» Task directions
Extract from the listing each line in which the word "bottle" appears.

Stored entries
<<<<
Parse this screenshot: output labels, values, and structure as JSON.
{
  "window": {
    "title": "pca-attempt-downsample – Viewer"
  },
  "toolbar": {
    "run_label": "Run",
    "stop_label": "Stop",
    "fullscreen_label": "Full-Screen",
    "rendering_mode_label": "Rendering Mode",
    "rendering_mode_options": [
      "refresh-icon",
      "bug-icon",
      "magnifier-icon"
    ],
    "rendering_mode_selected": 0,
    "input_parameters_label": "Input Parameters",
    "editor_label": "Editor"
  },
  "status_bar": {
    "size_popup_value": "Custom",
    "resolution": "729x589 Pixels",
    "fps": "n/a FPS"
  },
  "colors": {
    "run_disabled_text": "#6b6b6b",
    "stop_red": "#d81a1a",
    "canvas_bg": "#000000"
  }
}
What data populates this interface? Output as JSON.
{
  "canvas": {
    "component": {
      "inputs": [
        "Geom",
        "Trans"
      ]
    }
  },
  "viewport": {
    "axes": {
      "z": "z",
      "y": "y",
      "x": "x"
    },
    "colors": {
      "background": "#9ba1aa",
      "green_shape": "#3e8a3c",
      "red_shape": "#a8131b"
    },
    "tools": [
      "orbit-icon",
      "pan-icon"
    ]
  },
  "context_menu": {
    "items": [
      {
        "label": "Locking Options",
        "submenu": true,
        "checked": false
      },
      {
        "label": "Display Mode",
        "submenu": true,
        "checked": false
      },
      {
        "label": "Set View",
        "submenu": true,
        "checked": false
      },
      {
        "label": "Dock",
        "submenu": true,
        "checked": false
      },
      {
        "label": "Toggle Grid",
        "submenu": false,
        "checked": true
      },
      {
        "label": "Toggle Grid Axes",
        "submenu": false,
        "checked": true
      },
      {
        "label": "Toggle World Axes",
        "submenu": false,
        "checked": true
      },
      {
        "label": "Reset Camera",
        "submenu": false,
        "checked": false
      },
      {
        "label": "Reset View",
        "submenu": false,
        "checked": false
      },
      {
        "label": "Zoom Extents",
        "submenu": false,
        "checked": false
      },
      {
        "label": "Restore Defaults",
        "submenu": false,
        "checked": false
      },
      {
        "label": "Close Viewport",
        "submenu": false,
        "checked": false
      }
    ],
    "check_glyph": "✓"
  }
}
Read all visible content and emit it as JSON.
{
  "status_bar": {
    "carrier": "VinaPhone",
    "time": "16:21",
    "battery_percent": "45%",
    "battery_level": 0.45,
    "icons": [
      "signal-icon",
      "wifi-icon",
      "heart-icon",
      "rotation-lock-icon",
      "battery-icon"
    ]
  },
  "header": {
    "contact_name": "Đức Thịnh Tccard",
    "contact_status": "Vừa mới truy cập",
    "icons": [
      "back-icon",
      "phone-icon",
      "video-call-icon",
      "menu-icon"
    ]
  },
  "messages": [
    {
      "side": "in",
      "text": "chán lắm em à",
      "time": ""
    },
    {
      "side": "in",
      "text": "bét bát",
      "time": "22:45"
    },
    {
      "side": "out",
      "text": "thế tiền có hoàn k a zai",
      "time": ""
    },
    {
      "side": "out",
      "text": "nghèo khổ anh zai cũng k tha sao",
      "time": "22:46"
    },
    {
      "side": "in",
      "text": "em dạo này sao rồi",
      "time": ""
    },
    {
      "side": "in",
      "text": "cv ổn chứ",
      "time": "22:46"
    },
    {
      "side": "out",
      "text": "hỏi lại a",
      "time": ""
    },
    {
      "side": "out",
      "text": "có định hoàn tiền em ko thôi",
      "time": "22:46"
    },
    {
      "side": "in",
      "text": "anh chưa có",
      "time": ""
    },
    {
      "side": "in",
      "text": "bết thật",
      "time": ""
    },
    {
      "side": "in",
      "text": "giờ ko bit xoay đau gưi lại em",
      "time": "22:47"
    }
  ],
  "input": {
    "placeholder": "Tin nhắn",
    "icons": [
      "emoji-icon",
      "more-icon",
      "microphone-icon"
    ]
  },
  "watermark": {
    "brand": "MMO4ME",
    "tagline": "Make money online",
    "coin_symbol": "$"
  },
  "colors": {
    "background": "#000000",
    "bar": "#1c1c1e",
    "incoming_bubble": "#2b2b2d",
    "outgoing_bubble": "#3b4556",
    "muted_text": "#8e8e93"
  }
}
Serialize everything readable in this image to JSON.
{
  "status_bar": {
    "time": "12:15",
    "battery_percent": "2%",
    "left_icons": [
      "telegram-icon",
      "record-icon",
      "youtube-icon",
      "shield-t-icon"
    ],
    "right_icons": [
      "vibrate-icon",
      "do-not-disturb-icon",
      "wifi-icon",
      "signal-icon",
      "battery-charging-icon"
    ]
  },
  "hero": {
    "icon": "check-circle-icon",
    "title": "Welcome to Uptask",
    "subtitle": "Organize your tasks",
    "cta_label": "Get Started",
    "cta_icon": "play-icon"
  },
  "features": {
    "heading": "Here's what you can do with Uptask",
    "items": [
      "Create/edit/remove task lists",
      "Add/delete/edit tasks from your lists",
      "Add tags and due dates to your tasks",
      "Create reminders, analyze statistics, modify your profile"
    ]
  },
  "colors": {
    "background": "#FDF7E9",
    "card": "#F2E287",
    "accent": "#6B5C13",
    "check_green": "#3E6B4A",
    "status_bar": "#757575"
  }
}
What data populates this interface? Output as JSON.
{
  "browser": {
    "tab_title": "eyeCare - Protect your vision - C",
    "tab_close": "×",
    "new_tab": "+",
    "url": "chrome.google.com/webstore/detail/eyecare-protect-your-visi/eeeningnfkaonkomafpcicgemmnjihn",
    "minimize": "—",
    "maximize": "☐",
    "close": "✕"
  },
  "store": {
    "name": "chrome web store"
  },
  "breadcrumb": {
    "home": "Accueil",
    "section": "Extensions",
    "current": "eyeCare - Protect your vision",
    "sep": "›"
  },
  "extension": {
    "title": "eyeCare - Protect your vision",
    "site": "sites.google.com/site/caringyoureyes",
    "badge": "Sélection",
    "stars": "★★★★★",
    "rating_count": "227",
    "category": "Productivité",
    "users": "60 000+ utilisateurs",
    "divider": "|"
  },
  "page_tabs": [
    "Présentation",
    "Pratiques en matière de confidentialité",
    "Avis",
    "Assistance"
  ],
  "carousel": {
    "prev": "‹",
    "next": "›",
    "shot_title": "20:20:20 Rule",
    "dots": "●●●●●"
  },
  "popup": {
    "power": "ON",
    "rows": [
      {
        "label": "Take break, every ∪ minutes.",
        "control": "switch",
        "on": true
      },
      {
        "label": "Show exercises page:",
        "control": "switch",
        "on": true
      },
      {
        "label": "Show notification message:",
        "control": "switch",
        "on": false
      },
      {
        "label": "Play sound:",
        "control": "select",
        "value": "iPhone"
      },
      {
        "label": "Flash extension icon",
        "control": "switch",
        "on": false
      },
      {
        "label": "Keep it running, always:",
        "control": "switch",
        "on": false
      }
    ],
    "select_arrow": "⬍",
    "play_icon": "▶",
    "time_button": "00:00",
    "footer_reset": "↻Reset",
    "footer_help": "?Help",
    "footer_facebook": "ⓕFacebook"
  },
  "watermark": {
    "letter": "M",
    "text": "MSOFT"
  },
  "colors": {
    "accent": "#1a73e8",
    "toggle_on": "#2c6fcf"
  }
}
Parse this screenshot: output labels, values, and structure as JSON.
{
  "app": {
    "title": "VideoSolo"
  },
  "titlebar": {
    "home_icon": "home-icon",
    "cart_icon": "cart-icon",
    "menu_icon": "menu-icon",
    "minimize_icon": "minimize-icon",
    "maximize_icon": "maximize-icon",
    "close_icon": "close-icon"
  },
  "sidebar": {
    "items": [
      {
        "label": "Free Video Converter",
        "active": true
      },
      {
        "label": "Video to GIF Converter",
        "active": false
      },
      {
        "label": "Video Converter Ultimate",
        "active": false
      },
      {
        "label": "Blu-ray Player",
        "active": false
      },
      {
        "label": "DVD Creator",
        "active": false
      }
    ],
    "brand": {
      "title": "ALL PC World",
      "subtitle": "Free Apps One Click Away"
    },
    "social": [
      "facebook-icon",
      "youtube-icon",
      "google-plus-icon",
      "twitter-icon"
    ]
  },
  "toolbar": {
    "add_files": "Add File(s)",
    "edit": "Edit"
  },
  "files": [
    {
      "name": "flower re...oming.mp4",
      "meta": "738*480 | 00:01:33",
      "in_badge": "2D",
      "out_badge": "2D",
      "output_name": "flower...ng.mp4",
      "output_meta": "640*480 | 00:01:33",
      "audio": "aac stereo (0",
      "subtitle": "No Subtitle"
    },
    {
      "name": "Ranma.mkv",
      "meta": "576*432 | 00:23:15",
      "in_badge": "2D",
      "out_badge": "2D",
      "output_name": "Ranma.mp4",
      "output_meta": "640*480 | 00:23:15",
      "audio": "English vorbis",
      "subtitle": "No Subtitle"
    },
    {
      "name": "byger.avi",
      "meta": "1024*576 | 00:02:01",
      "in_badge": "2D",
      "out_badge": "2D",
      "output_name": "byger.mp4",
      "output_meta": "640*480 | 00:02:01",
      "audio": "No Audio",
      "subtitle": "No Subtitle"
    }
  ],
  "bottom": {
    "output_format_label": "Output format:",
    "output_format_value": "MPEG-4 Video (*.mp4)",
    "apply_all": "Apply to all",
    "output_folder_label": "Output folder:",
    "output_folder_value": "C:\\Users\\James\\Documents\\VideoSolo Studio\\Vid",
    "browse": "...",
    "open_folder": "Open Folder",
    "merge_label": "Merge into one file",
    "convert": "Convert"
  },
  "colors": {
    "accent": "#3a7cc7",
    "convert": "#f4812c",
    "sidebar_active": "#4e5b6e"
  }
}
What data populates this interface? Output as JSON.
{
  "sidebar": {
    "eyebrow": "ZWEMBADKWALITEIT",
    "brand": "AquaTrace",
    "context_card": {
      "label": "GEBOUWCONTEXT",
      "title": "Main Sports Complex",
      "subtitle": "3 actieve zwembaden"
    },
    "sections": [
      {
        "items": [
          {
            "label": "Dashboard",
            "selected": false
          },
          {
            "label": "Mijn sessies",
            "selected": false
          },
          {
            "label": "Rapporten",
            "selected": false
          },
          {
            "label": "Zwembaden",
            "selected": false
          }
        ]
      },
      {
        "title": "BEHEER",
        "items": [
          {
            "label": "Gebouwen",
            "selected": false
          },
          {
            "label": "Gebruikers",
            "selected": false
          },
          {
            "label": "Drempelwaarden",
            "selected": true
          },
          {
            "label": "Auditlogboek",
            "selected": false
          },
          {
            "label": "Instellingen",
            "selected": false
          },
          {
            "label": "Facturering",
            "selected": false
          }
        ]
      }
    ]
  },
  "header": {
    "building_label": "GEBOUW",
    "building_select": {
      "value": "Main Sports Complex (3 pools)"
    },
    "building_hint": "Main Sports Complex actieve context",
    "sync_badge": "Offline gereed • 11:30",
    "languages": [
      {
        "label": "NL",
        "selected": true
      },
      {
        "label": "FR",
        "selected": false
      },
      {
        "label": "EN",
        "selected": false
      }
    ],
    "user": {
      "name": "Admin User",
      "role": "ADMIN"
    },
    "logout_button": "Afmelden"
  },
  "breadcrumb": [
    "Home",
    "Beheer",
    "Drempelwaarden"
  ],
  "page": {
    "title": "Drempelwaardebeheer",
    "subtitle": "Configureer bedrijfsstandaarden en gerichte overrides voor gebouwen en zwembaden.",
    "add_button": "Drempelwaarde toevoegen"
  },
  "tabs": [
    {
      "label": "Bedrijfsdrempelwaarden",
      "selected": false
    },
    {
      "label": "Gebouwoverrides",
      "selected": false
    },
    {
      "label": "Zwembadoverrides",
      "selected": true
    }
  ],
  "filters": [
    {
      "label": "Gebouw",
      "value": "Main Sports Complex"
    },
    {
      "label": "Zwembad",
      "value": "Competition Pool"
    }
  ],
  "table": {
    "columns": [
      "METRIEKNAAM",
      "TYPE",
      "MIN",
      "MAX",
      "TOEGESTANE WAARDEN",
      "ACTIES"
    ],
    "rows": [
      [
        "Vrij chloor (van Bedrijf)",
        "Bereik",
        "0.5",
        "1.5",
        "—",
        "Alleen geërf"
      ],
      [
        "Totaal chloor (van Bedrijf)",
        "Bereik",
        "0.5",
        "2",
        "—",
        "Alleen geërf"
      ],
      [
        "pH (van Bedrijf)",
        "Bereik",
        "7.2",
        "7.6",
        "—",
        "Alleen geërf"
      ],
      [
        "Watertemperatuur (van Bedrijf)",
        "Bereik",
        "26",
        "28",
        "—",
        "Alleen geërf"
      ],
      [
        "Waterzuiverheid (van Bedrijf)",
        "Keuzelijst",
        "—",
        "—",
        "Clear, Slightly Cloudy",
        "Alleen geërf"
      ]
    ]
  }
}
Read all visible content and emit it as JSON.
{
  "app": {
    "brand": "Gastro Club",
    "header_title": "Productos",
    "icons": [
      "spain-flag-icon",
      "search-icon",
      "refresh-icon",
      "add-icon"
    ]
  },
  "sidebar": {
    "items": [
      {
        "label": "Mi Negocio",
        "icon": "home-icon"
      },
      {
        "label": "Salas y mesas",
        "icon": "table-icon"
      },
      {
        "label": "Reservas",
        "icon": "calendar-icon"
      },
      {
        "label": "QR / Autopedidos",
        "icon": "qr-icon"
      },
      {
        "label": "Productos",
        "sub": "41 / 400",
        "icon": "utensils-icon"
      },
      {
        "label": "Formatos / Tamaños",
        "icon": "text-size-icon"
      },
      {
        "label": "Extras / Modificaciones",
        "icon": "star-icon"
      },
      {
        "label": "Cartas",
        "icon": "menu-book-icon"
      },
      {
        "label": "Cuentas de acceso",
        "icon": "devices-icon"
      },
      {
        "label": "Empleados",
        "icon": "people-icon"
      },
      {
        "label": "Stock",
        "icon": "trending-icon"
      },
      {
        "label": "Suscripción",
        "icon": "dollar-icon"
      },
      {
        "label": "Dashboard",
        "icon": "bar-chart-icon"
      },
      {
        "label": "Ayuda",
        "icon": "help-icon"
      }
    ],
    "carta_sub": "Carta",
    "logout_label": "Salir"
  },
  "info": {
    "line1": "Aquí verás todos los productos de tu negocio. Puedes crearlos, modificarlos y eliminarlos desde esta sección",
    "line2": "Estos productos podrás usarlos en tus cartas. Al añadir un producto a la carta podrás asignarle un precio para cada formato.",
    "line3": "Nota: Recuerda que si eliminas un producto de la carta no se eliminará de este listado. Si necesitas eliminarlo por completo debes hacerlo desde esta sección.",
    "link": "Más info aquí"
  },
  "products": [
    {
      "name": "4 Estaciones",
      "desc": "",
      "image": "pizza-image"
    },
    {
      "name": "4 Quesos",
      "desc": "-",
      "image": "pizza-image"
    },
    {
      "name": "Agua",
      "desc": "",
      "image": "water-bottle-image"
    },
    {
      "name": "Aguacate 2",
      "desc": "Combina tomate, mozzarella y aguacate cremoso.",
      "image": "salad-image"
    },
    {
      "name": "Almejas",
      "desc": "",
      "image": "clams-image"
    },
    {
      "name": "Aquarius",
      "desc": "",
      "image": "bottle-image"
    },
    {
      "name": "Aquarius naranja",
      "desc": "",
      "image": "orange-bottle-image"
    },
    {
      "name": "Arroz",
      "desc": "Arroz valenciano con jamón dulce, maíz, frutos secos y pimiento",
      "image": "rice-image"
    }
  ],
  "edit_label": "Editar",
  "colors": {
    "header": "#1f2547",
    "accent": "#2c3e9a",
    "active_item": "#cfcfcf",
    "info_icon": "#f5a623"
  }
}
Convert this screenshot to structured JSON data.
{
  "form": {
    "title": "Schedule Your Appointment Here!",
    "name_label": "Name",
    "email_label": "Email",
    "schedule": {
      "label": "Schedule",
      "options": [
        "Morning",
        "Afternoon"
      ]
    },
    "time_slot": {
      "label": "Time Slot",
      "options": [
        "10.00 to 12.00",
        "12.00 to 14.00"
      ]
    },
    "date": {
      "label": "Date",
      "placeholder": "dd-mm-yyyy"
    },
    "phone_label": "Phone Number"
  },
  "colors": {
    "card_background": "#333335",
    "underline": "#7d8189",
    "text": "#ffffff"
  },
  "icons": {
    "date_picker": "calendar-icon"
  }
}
>>>>
» Written reply
      "image": "water-bottle-image"
      "image": "bottle-image"
      "image": "orange-bottle-image"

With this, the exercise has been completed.